▸ **TASK GOAL**
Show each line that has the string "text" in it.

▸ **DATASET**
☆ ☆ ☆ ☆ ☆

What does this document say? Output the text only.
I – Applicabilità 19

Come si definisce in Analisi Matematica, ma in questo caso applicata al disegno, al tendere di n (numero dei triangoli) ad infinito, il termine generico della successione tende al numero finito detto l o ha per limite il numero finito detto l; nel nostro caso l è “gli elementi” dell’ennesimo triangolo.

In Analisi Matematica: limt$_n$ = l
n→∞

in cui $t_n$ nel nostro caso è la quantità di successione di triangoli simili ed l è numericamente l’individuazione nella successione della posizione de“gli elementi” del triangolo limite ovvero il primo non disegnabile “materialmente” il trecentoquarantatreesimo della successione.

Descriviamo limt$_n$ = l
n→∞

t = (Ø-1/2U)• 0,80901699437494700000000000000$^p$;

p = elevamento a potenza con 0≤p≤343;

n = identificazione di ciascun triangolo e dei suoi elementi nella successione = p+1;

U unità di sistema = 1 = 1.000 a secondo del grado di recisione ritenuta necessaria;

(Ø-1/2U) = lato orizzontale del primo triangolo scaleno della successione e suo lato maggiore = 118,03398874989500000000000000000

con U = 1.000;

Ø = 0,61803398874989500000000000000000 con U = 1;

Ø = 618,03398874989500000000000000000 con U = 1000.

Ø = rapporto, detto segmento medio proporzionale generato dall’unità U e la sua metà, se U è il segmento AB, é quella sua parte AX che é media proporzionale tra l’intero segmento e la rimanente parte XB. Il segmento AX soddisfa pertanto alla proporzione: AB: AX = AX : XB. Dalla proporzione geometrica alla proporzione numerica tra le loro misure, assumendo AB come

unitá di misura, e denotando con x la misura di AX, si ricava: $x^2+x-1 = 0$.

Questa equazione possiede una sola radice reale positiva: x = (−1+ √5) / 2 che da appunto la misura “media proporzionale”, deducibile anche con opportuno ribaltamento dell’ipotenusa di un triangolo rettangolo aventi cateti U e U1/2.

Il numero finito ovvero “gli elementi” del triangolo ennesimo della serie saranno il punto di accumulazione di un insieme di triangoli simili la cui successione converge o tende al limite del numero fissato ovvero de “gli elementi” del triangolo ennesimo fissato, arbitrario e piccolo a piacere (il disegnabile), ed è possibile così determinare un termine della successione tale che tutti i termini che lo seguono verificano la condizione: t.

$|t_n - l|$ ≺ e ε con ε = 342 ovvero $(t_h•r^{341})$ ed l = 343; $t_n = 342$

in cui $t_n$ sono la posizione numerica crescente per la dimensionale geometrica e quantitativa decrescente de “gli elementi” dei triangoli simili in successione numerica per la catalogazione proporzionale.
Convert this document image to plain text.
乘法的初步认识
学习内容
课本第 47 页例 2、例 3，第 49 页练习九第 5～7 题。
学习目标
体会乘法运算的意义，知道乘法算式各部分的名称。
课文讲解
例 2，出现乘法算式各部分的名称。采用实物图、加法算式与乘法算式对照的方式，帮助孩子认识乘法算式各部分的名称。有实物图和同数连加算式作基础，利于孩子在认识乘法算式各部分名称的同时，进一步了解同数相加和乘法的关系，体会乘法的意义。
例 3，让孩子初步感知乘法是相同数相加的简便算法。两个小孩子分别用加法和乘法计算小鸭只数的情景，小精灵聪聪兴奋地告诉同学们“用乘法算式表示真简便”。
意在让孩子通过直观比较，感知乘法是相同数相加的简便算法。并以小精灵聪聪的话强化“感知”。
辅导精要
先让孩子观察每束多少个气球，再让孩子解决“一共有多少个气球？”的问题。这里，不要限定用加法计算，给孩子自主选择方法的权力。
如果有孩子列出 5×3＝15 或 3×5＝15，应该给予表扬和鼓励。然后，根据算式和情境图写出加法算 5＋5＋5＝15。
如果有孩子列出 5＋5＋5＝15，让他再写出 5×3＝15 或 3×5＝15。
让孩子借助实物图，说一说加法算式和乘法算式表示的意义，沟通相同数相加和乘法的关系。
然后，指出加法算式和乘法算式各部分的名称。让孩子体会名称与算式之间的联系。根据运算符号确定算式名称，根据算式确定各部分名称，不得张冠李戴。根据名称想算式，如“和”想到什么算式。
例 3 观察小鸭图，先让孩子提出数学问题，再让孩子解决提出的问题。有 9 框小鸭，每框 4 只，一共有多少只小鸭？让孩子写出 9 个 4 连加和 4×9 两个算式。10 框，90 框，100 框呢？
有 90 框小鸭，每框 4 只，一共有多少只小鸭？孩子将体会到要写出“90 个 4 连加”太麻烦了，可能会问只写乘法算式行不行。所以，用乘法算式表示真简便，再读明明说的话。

☆ ☆ ☆ ☆ ☆

▸ **EXPECTED ANSWER**
What does this document say? Output the text only.
Convert this document image to plain text.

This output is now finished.